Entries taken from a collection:
• • •

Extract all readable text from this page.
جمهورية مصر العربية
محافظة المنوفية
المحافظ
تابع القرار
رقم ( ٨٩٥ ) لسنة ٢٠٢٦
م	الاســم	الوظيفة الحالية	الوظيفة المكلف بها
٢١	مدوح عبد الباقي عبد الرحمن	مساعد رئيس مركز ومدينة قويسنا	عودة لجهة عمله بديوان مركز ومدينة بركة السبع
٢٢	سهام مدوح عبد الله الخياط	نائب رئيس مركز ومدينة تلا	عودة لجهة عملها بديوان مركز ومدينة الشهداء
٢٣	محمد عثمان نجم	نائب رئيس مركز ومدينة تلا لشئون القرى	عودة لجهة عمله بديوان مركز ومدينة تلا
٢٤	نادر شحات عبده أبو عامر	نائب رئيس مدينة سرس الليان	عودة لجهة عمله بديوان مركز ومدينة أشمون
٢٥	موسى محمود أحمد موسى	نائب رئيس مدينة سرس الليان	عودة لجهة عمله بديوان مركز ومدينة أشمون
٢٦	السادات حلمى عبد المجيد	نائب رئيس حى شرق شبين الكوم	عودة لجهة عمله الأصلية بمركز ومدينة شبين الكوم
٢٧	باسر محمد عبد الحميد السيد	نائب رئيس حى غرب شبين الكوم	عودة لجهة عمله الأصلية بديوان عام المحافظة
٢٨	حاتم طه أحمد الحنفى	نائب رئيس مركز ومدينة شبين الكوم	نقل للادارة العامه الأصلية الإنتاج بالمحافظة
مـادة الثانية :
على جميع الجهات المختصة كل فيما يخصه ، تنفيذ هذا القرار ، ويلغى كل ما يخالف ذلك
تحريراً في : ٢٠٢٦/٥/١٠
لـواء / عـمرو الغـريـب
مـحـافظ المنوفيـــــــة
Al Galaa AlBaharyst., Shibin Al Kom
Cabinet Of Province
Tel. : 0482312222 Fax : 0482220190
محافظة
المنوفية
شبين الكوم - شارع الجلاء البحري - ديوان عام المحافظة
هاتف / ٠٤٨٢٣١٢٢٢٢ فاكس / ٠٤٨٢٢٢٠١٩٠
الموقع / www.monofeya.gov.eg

• • •

# [Task objective]
Within the material above, find the lines that contain the word "لجهة"; copy them.

# [Reply]
٢١	مدوح عبد الباقي عبد الرحمن	مساعد رئيس مركز ومدينة قويسنا	عودة لجهة عمله بديوان مركز ومدينة بركة السبع
٢٢	سهام مدوح عبد الله الخياط	نائب رئيس مركز ومدينة تلا	عودة لجهة عملها بديوان مركز ومدينة الشهداء
٢٣	محمد عثمان نجم	نائب رئيس مركز ومدينة تلا لشئون القرى	عودة لجهة عمله بديوان مركز ومدينة تلا
٢٤	نادر شحات عبده أبو عامر	نائب رئيس مدينة سرس الليان	عودة لجهة عمله بديوان مركز ومدينة أشمون
٢٥	موسى محمود أحمد موسى	نائب رئيس مدينة سرس الليان	عودة لجهة عمله بديوان مركز ومدينة أشمون
٢٦	السادات حلمى عبد المجيد	نائب رئيس حى شرق شبين الكوم	عودة لجهة عمله الأصلية بمركز ومدينة شبين الكوم
٢٧	باسر محمد عبد الحميد السيد	نائب رئيس حى غرب شبين الكوم	عودة لجهة عمله الأصلية بديوان عام المحافظة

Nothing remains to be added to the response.